▸ Record excerpts
——————————

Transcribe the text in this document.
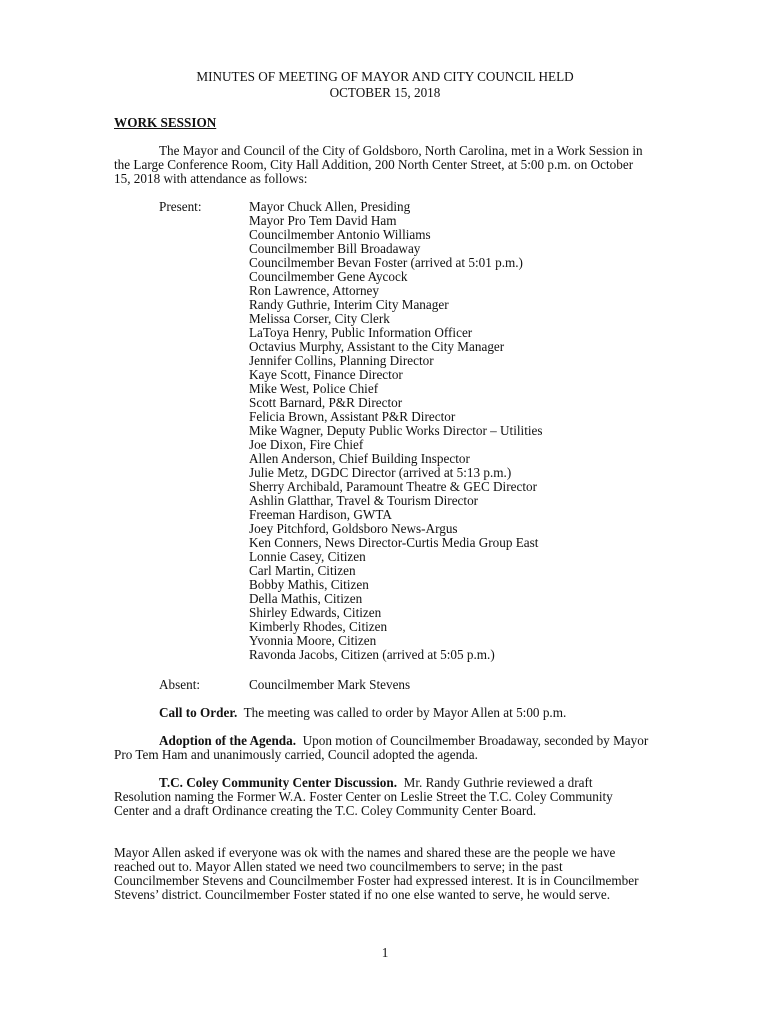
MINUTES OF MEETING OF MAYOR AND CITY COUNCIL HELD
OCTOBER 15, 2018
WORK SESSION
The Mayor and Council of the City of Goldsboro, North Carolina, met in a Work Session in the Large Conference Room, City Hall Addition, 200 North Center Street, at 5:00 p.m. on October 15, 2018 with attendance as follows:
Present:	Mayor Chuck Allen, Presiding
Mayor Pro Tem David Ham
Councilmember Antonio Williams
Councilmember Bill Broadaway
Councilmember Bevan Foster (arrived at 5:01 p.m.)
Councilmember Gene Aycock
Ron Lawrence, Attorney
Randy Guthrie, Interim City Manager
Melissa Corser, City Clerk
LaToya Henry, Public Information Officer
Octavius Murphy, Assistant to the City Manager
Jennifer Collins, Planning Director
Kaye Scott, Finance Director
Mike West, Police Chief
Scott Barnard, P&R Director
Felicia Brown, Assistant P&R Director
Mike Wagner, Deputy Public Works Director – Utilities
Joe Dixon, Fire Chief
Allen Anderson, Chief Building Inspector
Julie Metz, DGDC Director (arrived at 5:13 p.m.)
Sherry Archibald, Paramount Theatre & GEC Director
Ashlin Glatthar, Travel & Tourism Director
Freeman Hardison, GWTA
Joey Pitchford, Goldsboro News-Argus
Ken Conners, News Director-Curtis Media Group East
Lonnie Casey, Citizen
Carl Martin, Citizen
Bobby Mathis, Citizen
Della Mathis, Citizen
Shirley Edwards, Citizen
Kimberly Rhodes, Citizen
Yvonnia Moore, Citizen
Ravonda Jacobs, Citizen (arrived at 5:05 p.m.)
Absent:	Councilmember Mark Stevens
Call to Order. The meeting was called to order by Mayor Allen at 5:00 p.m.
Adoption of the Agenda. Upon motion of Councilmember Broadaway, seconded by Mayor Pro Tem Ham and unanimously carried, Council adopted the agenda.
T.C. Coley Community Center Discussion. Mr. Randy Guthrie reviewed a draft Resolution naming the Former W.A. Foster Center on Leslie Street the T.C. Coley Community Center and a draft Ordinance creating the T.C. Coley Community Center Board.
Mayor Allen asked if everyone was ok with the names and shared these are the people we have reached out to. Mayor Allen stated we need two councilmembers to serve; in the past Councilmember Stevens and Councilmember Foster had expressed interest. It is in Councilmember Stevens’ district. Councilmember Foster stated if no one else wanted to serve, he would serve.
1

——————————

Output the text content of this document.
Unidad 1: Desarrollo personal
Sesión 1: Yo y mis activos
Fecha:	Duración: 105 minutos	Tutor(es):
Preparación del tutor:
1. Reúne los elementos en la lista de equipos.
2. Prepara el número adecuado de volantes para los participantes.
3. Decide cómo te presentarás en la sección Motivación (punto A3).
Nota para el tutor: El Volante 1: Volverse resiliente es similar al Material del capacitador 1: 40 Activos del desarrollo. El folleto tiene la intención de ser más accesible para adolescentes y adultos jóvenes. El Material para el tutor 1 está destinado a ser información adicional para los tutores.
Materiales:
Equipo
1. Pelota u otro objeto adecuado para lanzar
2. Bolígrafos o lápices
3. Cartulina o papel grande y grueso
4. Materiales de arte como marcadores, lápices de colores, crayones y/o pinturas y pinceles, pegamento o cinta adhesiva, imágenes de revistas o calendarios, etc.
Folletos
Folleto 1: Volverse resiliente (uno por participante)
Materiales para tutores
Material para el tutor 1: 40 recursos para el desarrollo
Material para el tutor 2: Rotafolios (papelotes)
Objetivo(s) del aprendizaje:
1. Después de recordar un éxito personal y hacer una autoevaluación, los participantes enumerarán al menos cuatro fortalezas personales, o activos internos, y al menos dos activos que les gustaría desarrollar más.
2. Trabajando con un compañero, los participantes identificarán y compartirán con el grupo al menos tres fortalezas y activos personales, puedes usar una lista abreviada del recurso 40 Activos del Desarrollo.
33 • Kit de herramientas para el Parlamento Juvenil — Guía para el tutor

——————————

Report how many lines of the records hold the word "Broadaway", and supply no other text.

▸ Solution to the exercise
2